Search the data for the word "property". Reproduce every line where it is found.

::: Entries supplied :::

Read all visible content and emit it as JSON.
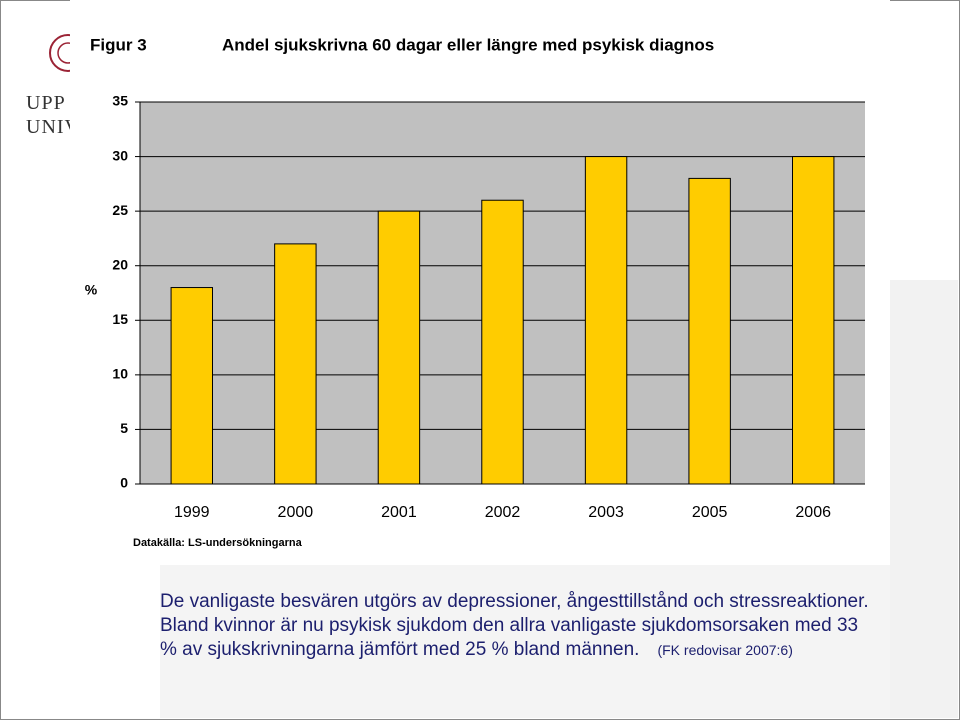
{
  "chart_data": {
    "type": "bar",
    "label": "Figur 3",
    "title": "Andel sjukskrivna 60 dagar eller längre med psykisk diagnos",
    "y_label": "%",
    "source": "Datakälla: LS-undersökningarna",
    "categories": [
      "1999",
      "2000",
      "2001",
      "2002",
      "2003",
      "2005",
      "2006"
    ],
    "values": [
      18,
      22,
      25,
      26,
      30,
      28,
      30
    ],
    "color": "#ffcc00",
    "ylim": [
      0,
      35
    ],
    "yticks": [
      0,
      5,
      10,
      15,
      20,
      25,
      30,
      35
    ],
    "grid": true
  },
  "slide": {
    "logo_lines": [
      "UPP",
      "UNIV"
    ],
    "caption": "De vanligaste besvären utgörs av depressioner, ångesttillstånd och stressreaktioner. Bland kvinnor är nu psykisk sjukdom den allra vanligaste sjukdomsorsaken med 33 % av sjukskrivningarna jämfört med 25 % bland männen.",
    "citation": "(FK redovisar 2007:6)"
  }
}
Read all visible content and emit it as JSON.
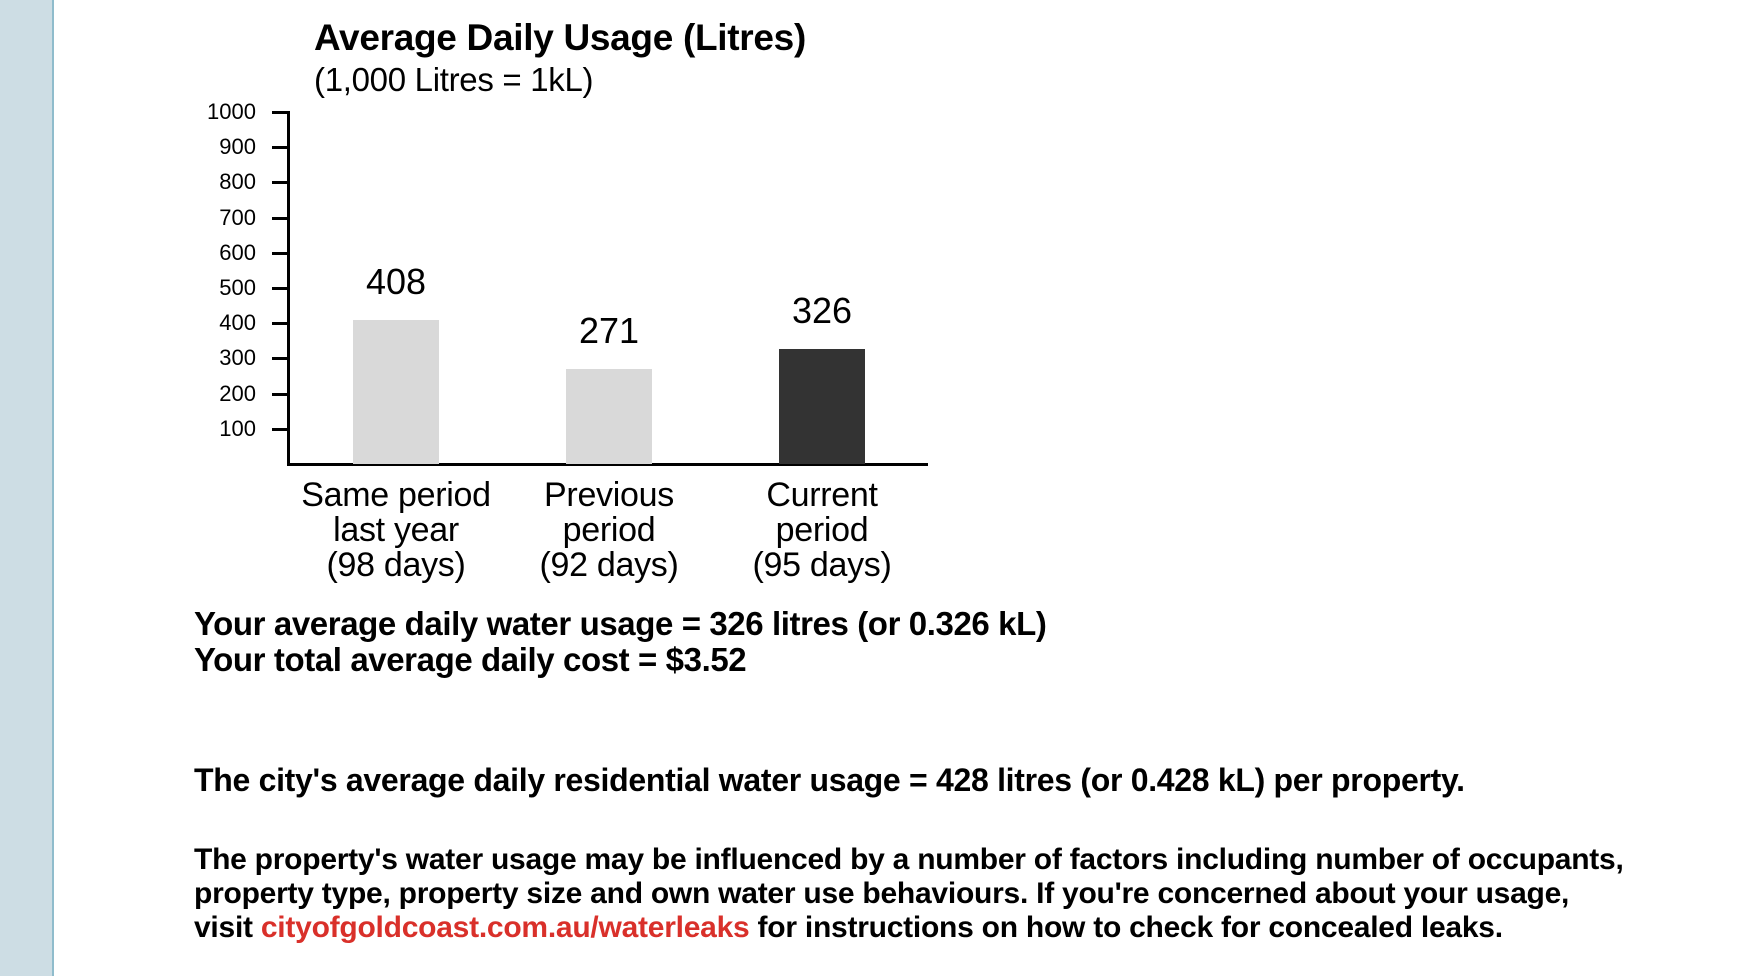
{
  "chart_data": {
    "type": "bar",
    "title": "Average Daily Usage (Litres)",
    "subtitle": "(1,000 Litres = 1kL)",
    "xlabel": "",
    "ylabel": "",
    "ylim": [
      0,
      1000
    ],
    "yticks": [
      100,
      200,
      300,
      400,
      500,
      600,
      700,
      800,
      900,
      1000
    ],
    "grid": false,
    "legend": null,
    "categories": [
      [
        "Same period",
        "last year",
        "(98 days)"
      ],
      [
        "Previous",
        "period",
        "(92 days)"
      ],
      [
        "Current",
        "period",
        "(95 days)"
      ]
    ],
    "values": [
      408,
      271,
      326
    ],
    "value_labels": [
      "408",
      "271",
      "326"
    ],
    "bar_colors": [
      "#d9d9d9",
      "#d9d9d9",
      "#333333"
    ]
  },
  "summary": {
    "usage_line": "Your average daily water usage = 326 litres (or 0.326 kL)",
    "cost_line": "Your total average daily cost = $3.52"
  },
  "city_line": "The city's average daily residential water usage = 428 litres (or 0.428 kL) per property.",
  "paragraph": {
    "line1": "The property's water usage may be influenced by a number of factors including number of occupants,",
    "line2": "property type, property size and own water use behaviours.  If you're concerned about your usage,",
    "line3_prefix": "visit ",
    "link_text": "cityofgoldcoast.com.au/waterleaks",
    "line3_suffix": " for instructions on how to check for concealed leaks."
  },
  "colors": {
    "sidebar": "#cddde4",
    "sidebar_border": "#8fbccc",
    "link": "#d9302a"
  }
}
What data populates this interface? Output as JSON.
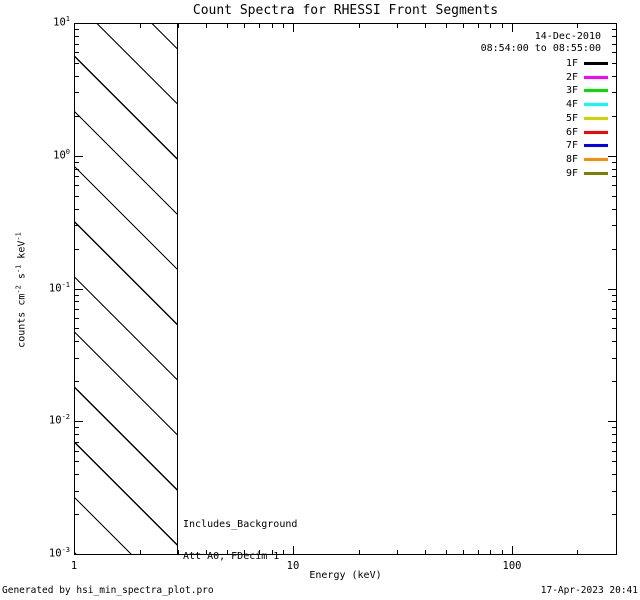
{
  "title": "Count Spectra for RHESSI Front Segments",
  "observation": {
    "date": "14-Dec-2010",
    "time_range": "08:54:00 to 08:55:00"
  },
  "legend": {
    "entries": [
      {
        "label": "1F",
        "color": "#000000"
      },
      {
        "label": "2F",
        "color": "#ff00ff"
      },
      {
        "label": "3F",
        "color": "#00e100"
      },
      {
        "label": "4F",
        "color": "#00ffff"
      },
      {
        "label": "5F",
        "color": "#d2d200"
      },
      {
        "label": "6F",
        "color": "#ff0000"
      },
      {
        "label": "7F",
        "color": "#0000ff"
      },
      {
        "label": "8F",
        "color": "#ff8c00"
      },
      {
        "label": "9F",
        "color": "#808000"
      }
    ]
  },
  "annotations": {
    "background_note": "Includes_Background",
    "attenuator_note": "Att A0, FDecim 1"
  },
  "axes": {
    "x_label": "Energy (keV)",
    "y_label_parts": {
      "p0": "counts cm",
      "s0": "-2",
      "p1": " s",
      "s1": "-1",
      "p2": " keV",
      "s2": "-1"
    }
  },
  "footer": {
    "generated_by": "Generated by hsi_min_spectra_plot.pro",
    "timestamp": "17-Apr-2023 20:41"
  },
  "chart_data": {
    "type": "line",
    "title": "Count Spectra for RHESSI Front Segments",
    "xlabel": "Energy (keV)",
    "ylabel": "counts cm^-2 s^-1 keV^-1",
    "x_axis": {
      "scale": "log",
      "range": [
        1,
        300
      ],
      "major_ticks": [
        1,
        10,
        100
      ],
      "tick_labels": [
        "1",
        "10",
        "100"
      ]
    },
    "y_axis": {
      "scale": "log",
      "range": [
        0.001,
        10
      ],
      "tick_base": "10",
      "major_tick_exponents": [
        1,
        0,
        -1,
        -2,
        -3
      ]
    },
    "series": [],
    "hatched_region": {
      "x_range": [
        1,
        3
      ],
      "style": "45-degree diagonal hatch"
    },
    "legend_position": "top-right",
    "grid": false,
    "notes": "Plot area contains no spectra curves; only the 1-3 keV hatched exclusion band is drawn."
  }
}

:::

Final result =
  "city_line": "The city's average daily residential water usage = 428 litres (or 0.428 kL) per property.",
    "line1": "The property's water usage may be influenced by a number of factors including number of occupants,",
    "line2": "property type, property size and own water use behaviours.  If you're concerned about your usage,",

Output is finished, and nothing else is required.